* **Exercise task**:
Copy each of the following items exactly as it appears, line for line.

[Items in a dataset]
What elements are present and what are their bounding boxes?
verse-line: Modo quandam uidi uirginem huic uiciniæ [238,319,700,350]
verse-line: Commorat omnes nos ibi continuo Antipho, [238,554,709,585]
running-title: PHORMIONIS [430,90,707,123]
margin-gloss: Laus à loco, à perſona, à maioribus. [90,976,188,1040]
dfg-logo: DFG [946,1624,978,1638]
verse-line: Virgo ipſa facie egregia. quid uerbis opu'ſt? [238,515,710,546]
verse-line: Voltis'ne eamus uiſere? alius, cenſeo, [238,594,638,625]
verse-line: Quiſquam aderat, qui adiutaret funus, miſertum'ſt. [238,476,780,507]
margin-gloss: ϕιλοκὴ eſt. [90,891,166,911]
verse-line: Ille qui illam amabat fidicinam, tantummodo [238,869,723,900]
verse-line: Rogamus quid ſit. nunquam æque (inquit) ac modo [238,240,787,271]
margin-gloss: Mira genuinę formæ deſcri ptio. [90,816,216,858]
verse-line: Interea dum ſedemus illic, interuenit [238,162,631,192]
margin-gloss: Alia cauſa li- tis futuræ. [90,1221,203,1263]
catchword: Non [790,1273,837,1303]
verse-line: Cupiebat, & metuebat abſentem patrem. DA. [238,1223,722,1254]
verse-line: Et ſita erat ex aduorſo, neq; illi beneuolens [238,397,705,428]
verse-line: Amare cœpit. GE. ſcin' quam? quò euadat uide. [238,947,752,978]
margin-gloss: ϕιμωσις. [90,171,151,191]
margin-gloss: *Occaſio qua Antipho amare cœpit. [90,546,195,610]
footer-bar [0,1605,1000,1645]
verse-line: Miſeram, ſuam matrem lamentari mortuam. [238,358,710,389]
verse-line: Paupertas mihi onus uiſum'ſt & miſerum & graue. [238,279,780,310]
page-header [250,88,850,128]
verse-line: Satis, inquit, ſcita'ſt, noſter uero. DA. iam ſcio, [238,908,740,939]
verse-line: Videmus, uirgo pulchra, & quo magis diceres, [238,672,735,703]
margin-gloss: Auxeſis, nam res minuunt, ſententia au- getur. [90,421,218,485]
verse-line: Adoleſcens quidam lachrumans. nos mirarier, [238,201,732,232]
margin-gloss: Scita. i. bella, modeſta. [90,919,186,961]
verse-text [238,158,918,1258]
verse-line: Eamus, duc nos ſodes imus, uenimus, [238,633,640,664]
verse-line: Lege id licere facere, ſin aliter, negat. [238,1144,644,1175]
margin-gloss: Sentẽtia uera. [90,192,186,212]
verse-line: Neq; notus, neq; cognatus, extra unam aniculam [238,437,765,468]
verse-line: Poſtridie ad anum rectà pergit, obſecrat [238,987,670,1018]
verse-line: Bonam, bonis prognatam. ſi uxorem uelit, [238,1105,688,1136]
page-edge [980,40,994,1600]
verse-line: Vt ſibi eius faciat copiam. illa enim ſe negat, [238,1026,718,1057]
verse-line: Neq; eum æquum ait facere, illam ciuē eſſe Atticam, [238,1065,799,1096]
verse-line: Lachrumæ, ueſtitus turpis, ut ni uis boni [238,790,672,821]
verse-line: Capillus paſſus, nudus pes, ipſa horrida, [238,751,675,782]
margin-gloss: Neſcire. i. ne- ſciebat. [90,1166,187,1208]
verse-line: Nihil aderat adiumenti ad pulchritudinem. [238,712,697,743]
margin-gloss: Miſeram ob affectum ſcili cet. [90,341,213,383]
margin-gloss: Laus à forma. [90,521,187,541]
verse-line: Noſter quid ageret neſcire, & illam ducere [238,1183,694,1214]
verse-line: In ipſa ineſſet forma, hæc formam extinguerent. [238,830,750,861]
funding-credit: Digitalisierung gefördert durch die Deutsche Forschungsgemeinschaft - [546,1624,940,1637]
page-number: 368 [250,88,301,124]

* **Complete output**:
What elements are present and what are their bounding boxes?
verse-line: Modo quandam uidi uirginem huic uiciniæ [238,319,700,350]
verse-line: Commorat omnes nos ibi continuo Antipho, [238,554,709,585]
running-title: PHORMIONIS [430,90,707,123]
margin-gloss: Laus à loco, à perſona, à maioribus. [90,976,188,1040]
dfg-logo: DFG [946,1624,978,1638]
verse-line: Virgo ipſa facie egregia. quid uerbis opu'ſt? [238,515,710,546]
verse-line: Voltis'ne eamus uiſere? alius, cenſeo, [238,594,638,625]
verse-line: Quiſquam aderat, qui adiutaret funus, miſertum'ſt. [238,476,780,507]
margin-gloss: ϕιλοκὴ eſt. [90,891,166,911]
verse-line: Ille qui illam amabat fidicinam, tantummodo [238,869,723,900]
verse-line: Rogamus quid ſit. nunquam æque (inquit) ac modo [238,240,787,271]
margin-gloss: Mira genuinę formæ deſcri ptio. [90,816,216,858]
verse-line: Interea dum ſedemus illic, interuenit [238,162,631,192]
margin-gloss: Alia cauſa li- tis futuræ. [90,1221,203,1263]
catchword: Non [790,1273,837,1303]
verse-line: Cupiebat, & metuebat abſentem patrem. DA. [238,1223,722,1254]
verse-line: Et ſita erat ex aduorſo, neq; illi beneuolens [238,397,705,428]
verse-line: Amare cœpit. GE. ſcin' quam? quò euadat uide. [238,947,752,978]
margin-gloss: ϕιμωσις. [90,171,151,191]
margin-gloss: *Occaſio qua Antipho amare cœpit. [90,546,195,610]
footer-bar [0,1605,1000,1645]
verse-line: Miſeram, ſuam matrem lamentari mortuam. [238,358,710,389]
verse-line: Paupertas mihi onus uiſum'ſt & miſerum & graue. [238,279,780,310]
page-header [250,88,850,128]
verse-line: Satis, inquit, ſcita'ſt, noſter uero. DA. iam ſcio, [238,908,740,939]
verse-line: Videmus, uirgo pulchra, & quo magis diceres, [238,672,735,703]
margin-gloss: Auxeſis, nam res minuunt, ſententia au- getur. [90,421,218,485]
verse-line: Adoleſcens quidam lachrumans. nos mirarier, [238,201,732,232]
margin-gloss: Scita. i. bella, modeſta. [90,919,186,961]
verse-text [238,158,918,1258]
verse-line: Eamus, duc nos ſodes imus, uenimus, [238,633,640,664]
verse-line: Lege id licere facere, ſin aliter, negat. [238,1144,644,1175]
margin-gloss: Sentẽtia uera. [90,192,186,212]
verse-line: Neq; notus, neq; cognatus, extra unam aniculam [238,437,765,468]
verse-line: Poſtridie ad anum rectà pergit, obſecrat [238,987,670,1018]
verse-line: Bonam, bonis prognatam. ſi uxorem uelit, [238,1105,688,1136]
page-edge [980,40,994,1600]
verse-line: Vt ſibi eius faciat copiam. illa enim ſe negat, [238,1026,718,1057]
verse-line: Neq; eum æquum ait facere, illam ciuē eſſe Atticam, [238,1065,799,1096]
verse-line: Lachrumæ, ueſtitus turpis, ut ni uis boni [238,790,672,821]
verse-line: Capillus paſſus, nudus pes, ipſa horrida, [238,751,675,782]
margin-gloss: Neſcire. i. ne- ſciebat. [90,1166,187,1208]
verse-line: Nihil aderat adiumenti ad pulchritudinem. [238,712,697,743]
margin-gloss: Miſeram ob affectum ſcili cet. [90,341,213,383]
margin-gloss: Laus à forma. [90,521,187,541]
verse-line: Noſter quid ageret neſcire, & illam ducere [238,1183,694,1214]
verse-line: In ipſa ineſſet forma, hæc formam extinguerent. [238,830,750,861]
funding-credit: Digitalisierung gefördert durch die Deutsche Forschungsgemeinschaft - [546,1624,940,1637]
page-number: 368 [250,88,301,124]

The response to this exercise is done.